[Task] Give every line again exactly as it appears, please, but not the pictures.

[Records provided]
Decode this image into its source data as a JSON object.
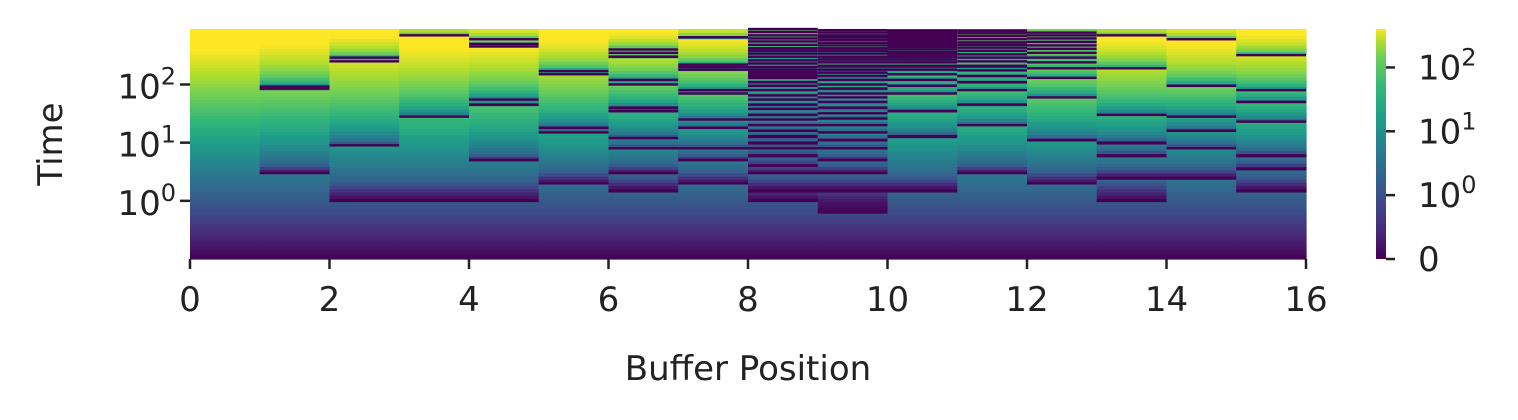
{
  "chart_data": {
    "type": "heatmap",
    "title": "",
    "xlabel": "Buffer Position",
    "ylabel": "Time",
    "x_range": [
      0,
      16
    ],
    "x_ticks": [
      "0",
      "2",
      "4",
      "6",
      "8",
      "10",
      "12",
      "14",
      "16"
    ],
    "y_scale": "symlog",
    "y_ticks": [
      {
        "base": "10",
        "exp": "0",
        "value": 1
      },
      {
        "base": "10",
        "exp": "1",
        "value": 10
      },
      {
        "base": "10",
        "exp": "2",
        "value": 100
      }
    ],
    "colormap": "viridis",
    "colorbar": {
      "scale": "symlog",
      "ticks": [
        {
          "base": "",
          "exp": "",
          "text": "0",
          "value": 0
        },
        {
          "base": "10",
          "exp": "0",
          "value": 1
        },
        {
          "base": "10",
          "exp": "1",
          "value": 10
        },
        {
          "base": "10",
          "exp": "2",
          "value": 100
        }
      ],
      "max": 400
    },
    "columns": [
      {
        "position": 0,
        "cycle_starts": [
          0
        ]
      },
      {
        "position": 1,
        "cycle_starts": [
          0,
          3,
          85,
          92
        ]
      },
      {
        "position": 2,
        "cycle_starts": [
          0,
          1,
          9,
          250,
          290
        ]
      },
      {
        "position": 3,
        "cycle_starts": [
          0,
          1,
          28,
          700
        ]
      },
      {
        "position": 4,
        "cycle_starts": [
          0,
          1,
          5,
          45,
          55,
          450,
          500,
          600
        ]
      },
      {
        "position": 5,
        "cycle_starts": [
          0,
          2,
          15,
          18,
          150,
          170
        ]
      },
      {
        "position": 6,
        "cycle_starts": [
          0,
          1.5,
          3,
          8,
          12,
          35,
          40,
          100,
          120,
          300,
          350,
          400
        ]
      },
      {
        "position": 7,
        "cycle_starts": [
          0,
          2,
          5,
          8,
          18,
          25,
          70,
          80,
          180,
          200,
          220,
          650
        ]
      },
      {
        "position": 8,
        "cycle_starts": [
          0,
          1,
          1.5,
          3,
          4,
          6,
          8,
          10,
          13,
          16,
          20,
          25,
          30,
          38,
          45,
          55,
          65,
          80,
          95,
          110,
          130,
          140,
          150,
          165,
          180,
          200,
          230,
          260,
          300,
          340,
          380,
          420,
          480,
          550,
          620,
          700,
          800,
          900
        ]
      },
      {
        "position": 9,
        "cycle_starts": [
          0,
          0.8,
          1.5,
          3,
          5,
          8,
          11,
          15,
          20,
          26,
          32,
          40,
          50,
          60,
          70,
          85,
          100,
          120,
          140,
          160,
          180,
          210,
          240,
          270,
          300,
          340,
          380,
          420,
          470,
          520,
          580,
          640,
          700,
          780,
          860
        ]
      },
      {
        "position": 10,
        "cycle_starts": [
          0,
          1.5,
          13,
          35,
          70,
          95,
          120,
          150,
          180,
          210,
          240,
          270,
          300,
          330,
          360,
          400,
          440,
          480,
          520,
          560,
          600,
          640,
          680,
          720,
          760,
          800,
          850
        ]
      },
      {
        "position": 11,
        "cycle_starts": [
          0,
          3,
          20,
          45,
          80,
          110,
          140,
          175,
          210,
          250,
          290,
          330,
          380,
          430,
          480,
          530,
          600,
          680,
          760,
          840
        ]
      },
      {
        "position": 12,
        "cycle_starts": [
          0,
          2,
          11,
          60,
          130,
          190,
          240,
          290,
          350,
          410,
          470,
          540,
          620,
          700,
          780
        ]
      },
      {
        "position": 13,
        "cycle_starts": [
          0,
          1,
          2.5,
          6,
          10,
          30,
          190,
          700
        ]
      },
      {
        "position": 14,
        "cycle_starts": [
          0,
          2.5,
          8,
          16,
          28,
          95,
          600
        ]
      },
      {
        "position": 15,
        "cycle_starts": [
          0,
          1.5,
          3.5,
          6,
          23,
          50,
          80,
          320
        ]
      }
    ]
  }
}
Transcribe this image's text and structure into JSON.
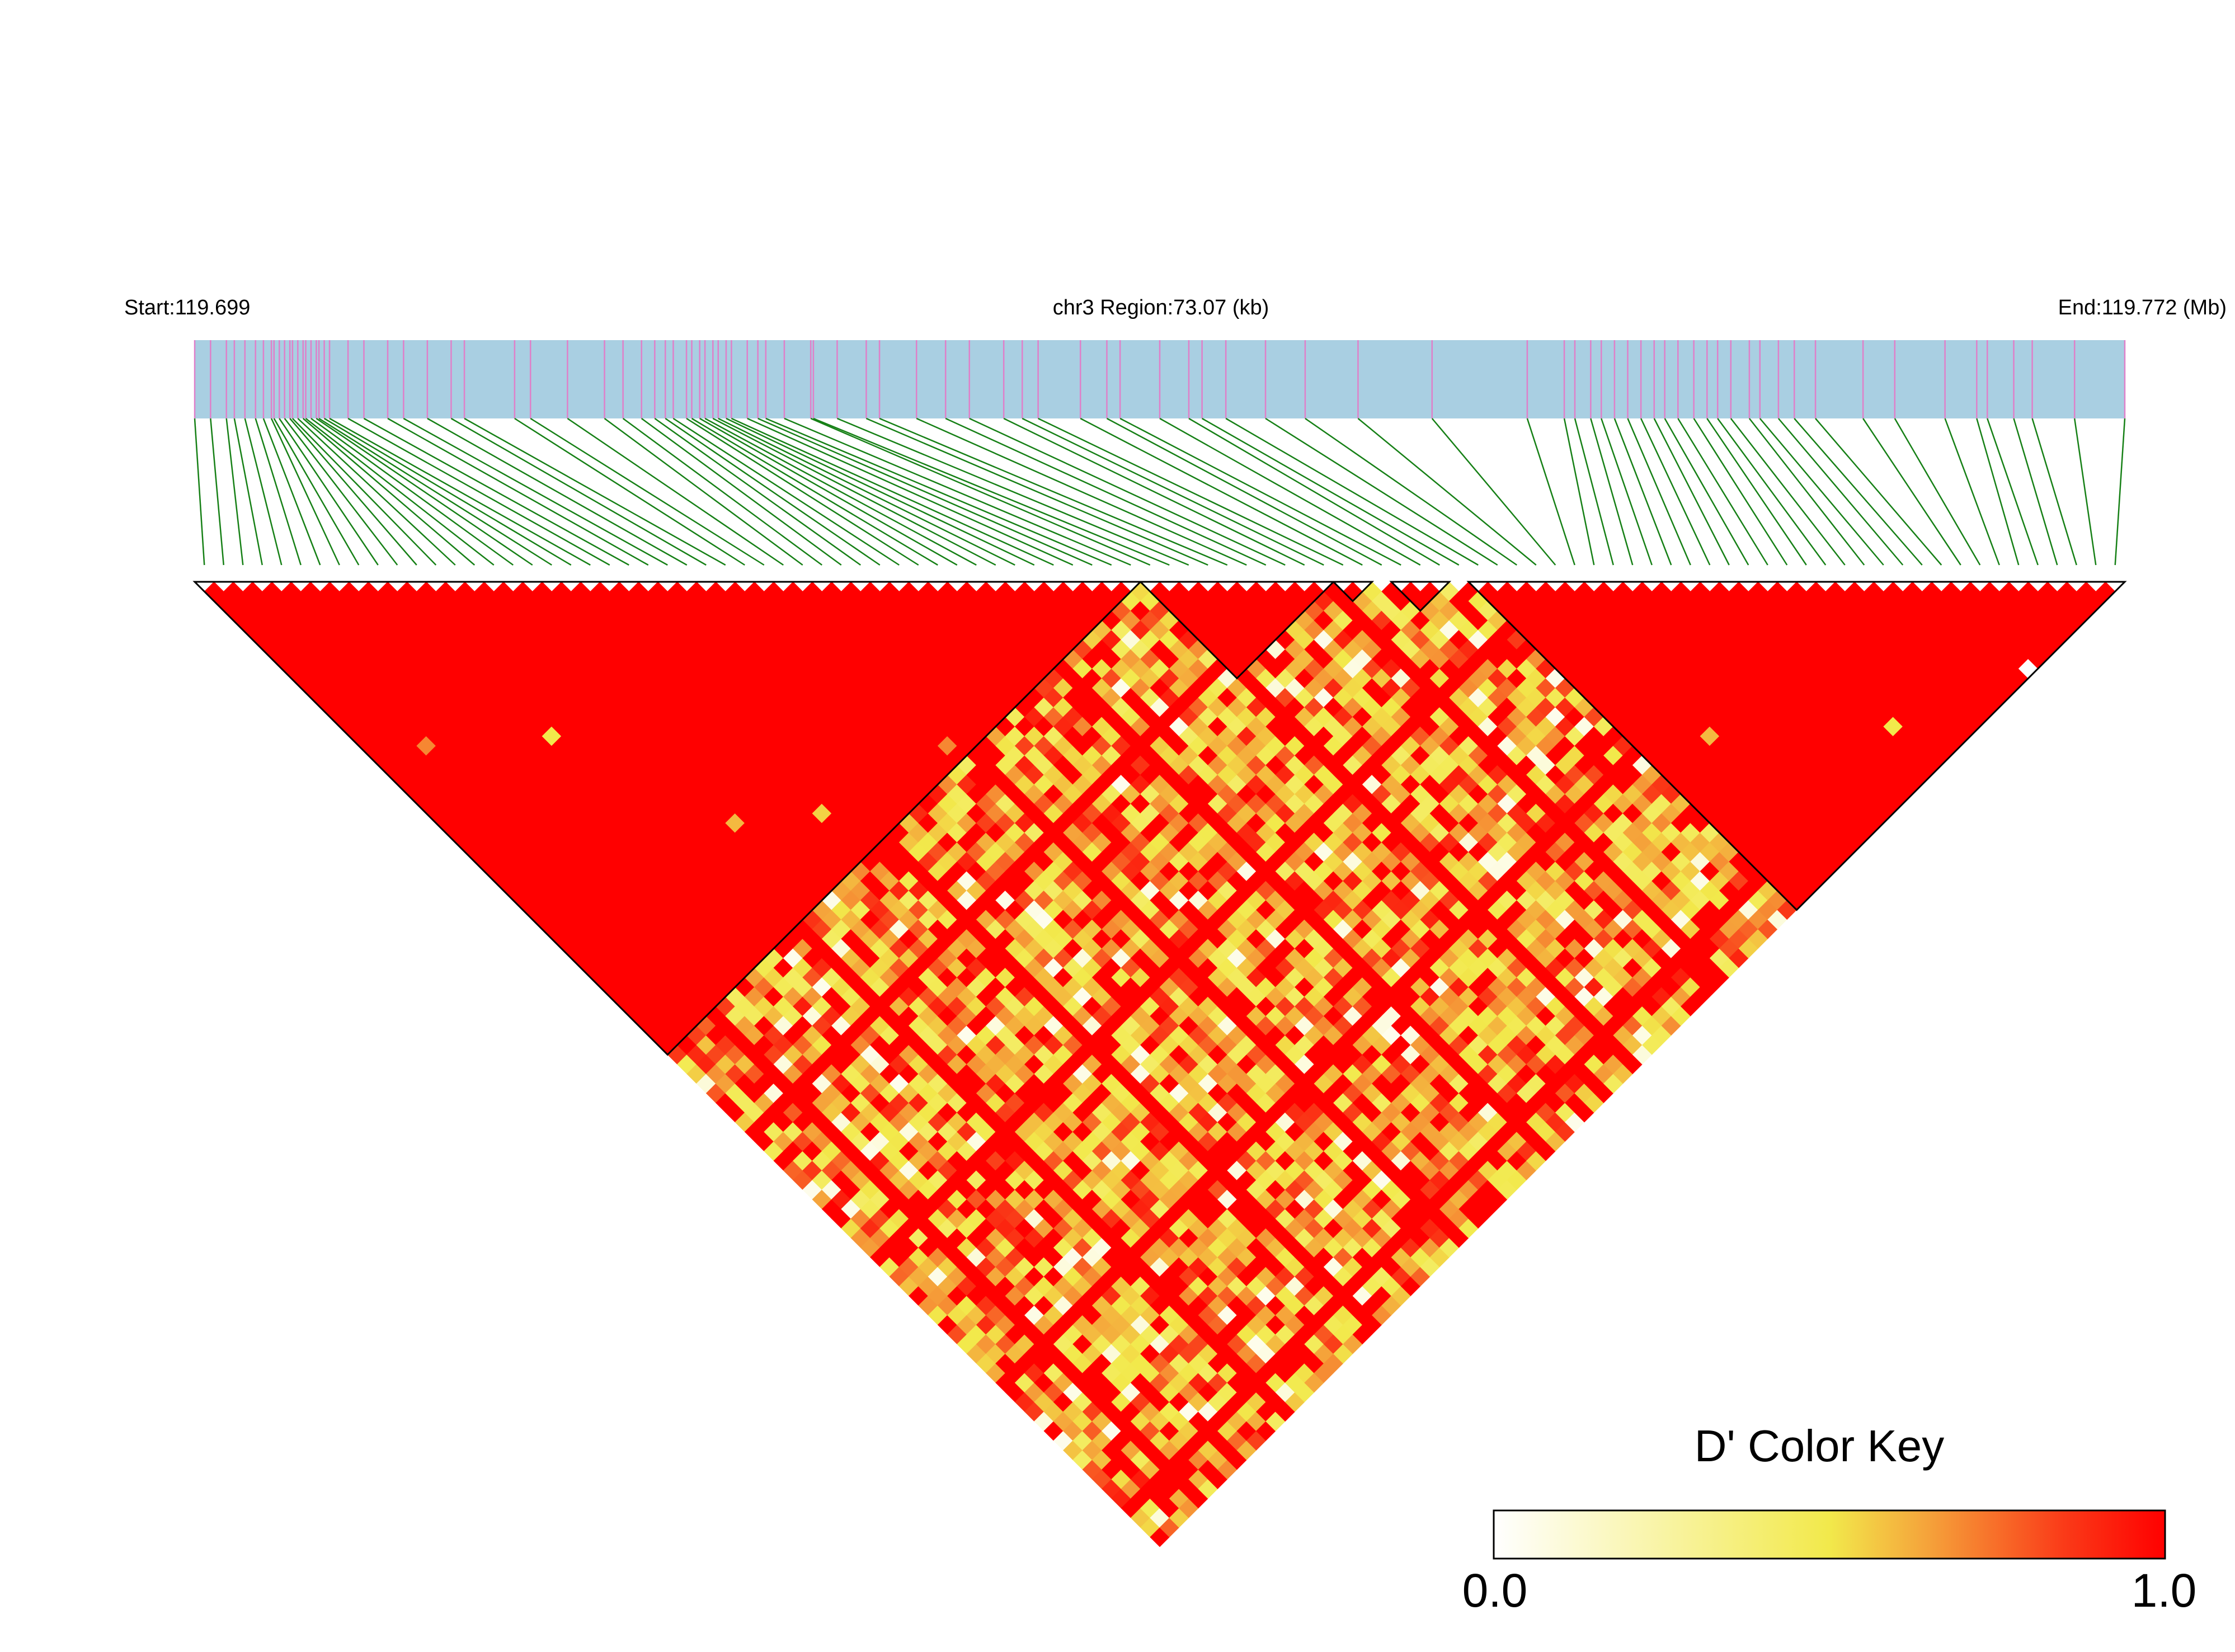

[The reply]
Decode this image into its source data as a JSON object.
{
  "chart_data": {
    "type": "heatmap",
    "title": "",
    "xlabel": "Buffer Position",
    "ylabel": "Time",
    "x_range": [
      0,
      16
    ],
    "x_ticks": [
      "0",
      "2",
      "4",
      "6",
      "8",
      "10",
      "12",
      "14",
      "16"
    ],
    "y_scale": "symlog",
    "y_ticks": [
      {
        "base": "10",
        "exp": "0",
        "value": 1
      },
      {
        "base": "10",
        "exp": "1",
        "value": 10
      },
      {
        "base": "10",
        "exp": "2",
        "value": 100
      }
    ],
    "colormap": "viridis",
    "colorbar": {
      "scale": "symlog",
      "ticks": [
        {
          "base": "",
          "exp": "",
          "text": "0",
          "value": 0
        },
        {
          "base": "10",
          "exp": "0",
          "value": 1
        },
        {
          "base": "10",
          "exp": "1",
          "value": 10
        },
        {
          "base": "10",
          "exp": "2",
          "value": 100
        }
      ],
      "max": 400
    },
    "columns": [
      {
        "position": 0,
        "cycle_starts": [
          0
        ]
      },
      {
        "position": 1,
        "cycle_starts": [
          0,
          3,
          85,
          92
        ]
      },
      {
        "position": 2,
        "cycle_starts": [
          0,
          1,
          9,
          250,
          290
        ]
      },
      {
        "position": 3,
        "cycle_starts": [
          0,
          1,
          28,
          700
        ]
      },
      {
        "position": 4,
        "cycle_starts": [
          0,
          1,
          5,
          45,
          55,
          450,
          500,
          600
        ]
      },
      {
        "position": 5,
        "cycle_starts": [
          0,
          2,
          15,
          18,
          150,
          170
        ]
      },
      {
        "position": 6,
        "cycle_starts": [
          0,
          1.5,
          3,
          8,
          12,
          35,
          40,
          100,
          120,
          300,
          350,
          400
        ]
      },
      {
        "position": 7,
        "cycle_starts": [
          0,
          2,
          5,
          8,
          18,
          25,
          70,
          80,
          180,
          200,
          220,
          650
        ]
      },
      {
        "position": 8,
        "cycle_starts": [
          0,
          1,
          1.5,
          3,
          4,
          6,
          8,
          10,
          13,
          16,
          20,
          25,
          30,
          38,
          45,
          55,
          65,
          80,
          95,
          110,
          130,
          140,
          150,
          165,
          180,
          200,
          230,
          260,
          300,
          340,
          380,
          420,
          480,
          550,
          620,
          700,
          800,
          900
        ]
      },
      {
        "position": 9,
        "cycle_starts": [
          0,
          0.8,
          1.5,
          3,
          5,
          8,
          11,
          15,
          20,
          26,
          32,
          40,
          50,
          60,
          70,
          85,
          100,
          120,
          140,
          160,
          180,
          210,
          240,
          270,
          300,
          340,
          380,
          420,
          470,
          520,
          580,
          640,
          700,
          780,
          860
        ]
      },
      {
        "position": 10,
        "cycle_starts": [
          0,
          1.5,
          13,
          35,
          70,
          95,
          120,
          150,
          180,
          210,
          240,
          270,
          300,
          330,
          360,
          400,
          440,
          480,
          520,
          560,
          600,
          640,
          680,
          720,
          760,
          800,
          850
        ]
      },
      {
        "position": 11,
        "cycle_starts": [
          0,
          3,
          20,
          45,
          80,
          110,
          140,
          175,
          210,
          250,
          290,
          330,
          380,
          430,
          480,
          530,
          600,
          680,
          760,
          840
        ]
      },
      {
        "position": 12,
        "cycle_starts": [
          0,
          2,
          11,
          60,
          130,
          190,
          240,
          290,
          350,
          410,
          470,
          540,
          620,
          700,
          780
        ]
      },
      {
        "position": 13,
        "cycle_starts": [
          0,
          1,
          2.5,
          6,
          10,
          30,
          190,
          700
        ]
      },
      {
        "position": 14,
        "cycle_starts": [
          0,
          2.5,
          8,
          16,
          28,
          95,
          600
        ]
      },
      {
        "position": 15,
        "cycle_starts": [
          0,
          1.5,
          3.5,
          6,
          23,
          50,
          80,
          320
        ]
      }
    ]
  }
}
Transcribe this image's text and structure into JSON.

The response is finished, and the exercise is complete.